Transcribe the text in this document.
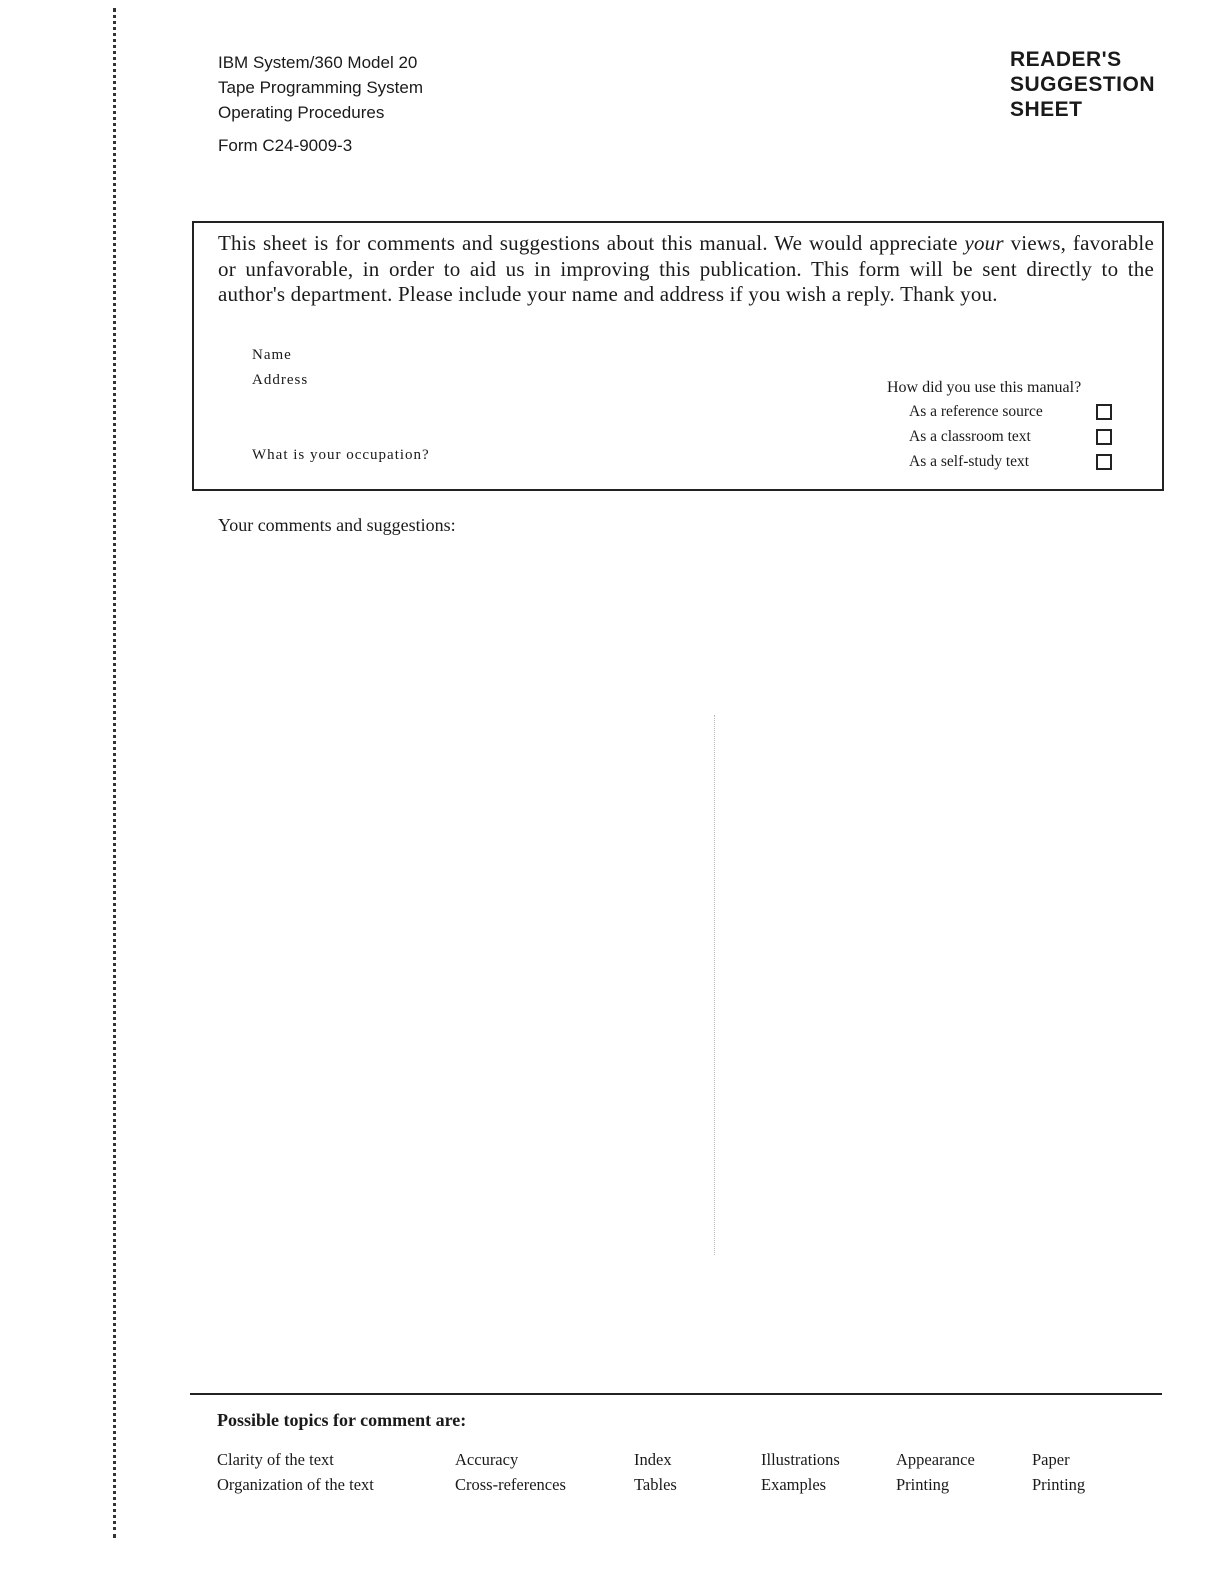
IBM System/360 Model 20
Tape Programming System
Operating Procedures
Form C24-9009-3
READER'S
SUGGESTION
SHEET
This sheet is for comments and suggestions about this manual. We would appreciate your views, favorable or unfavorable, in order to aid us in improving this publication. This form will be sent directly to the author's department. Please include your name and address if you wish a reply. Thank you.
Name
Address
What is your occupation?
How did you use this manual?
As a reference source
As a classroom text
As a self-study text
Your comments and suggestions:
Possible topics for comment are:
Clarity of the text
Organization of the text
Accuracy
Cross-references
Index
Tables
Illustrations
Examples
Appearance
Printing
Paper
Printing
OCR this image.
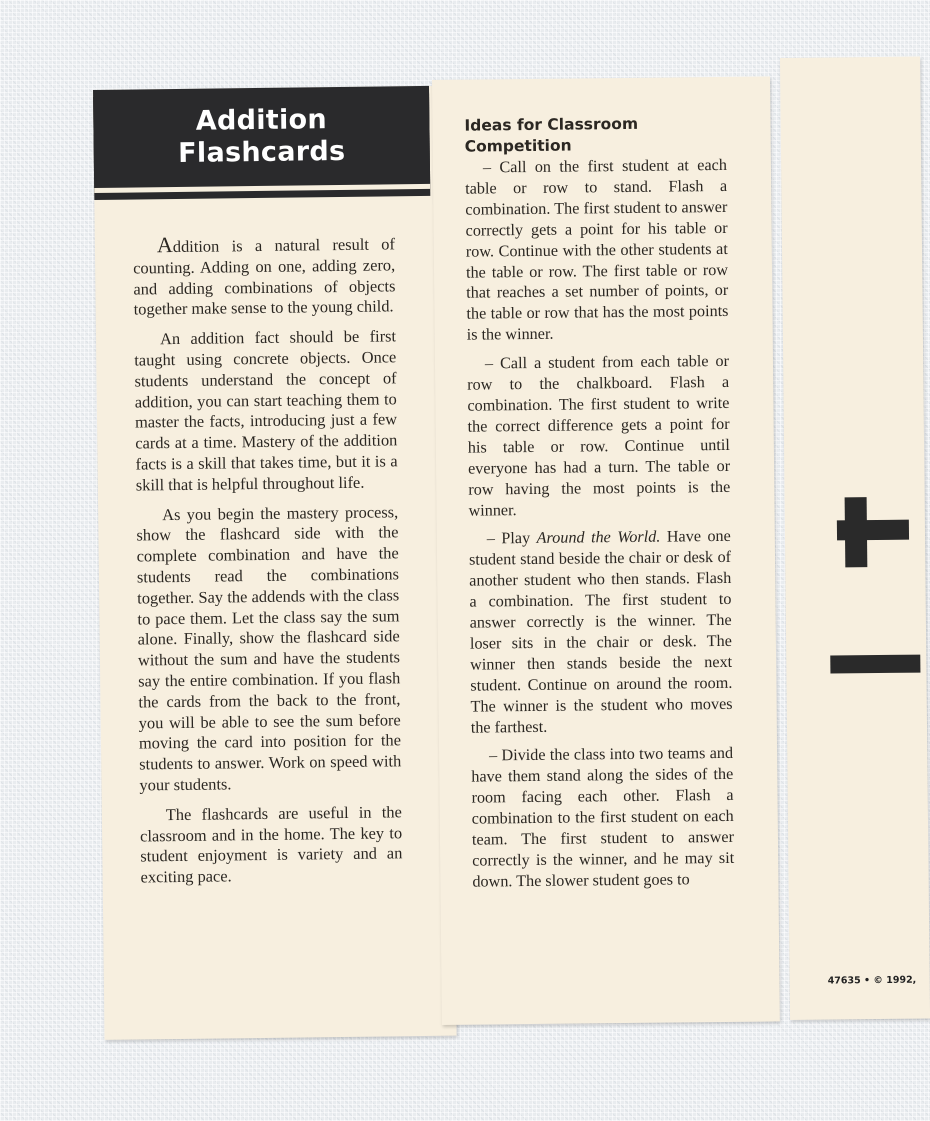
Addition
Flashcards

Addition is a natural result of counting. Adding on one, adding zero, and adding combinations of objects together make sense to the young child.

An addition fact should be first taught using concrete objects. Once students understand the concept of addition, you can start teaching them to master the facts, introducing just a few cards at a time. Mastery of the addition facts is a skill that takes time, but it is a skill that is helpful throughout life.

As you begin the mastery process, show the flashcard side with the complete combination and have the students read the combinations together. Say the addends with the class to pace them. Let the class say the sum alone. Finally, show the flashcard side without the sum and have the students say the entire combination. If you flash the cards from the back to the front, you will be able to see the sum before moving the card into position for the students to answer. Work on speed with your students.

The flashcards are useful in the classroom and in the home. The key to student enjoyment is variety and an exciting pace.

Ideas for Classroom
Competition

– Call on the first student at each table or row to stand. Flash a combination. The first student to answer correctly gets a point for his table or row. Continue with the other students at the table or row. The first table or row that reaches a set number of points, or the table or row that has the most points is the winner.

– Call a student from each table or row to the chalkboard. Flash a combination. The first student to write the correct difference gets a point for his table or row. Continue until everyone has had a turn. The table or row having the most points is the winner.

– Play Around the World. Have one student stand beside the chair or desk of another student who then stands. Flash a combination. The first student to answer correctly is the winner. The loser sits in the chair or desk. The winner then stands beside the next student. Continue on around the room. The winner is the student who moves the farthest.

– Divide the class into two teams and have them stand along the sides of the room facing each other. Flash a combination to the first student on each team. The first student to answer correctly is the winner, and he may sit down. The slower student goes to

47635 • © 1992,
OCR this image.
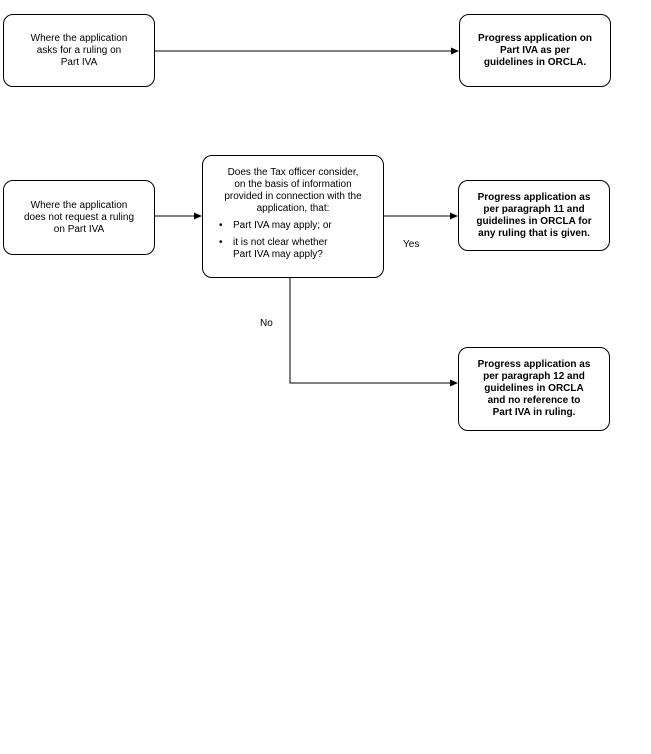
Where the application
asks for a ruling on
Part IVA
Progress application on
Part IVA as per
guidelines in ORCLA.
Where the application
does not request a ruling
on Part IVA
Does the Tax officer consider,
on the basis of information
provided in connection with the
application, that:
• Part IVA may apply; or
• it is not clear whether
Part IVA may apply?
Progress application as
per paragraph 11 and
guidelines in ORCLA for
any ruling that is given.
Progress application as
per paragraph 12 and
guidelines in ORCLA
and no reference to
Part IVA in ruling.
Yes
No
┄┄┄┄┄┄┄┄┄┄
* **WHAT YOU SHOULD DO**:
Pull out each line of the listing that holds the string "ORCLA".

* **THE SOLUTION**:
guidelines in ORCLA.
guidelines in ORCLA for
guidelines in ORCLA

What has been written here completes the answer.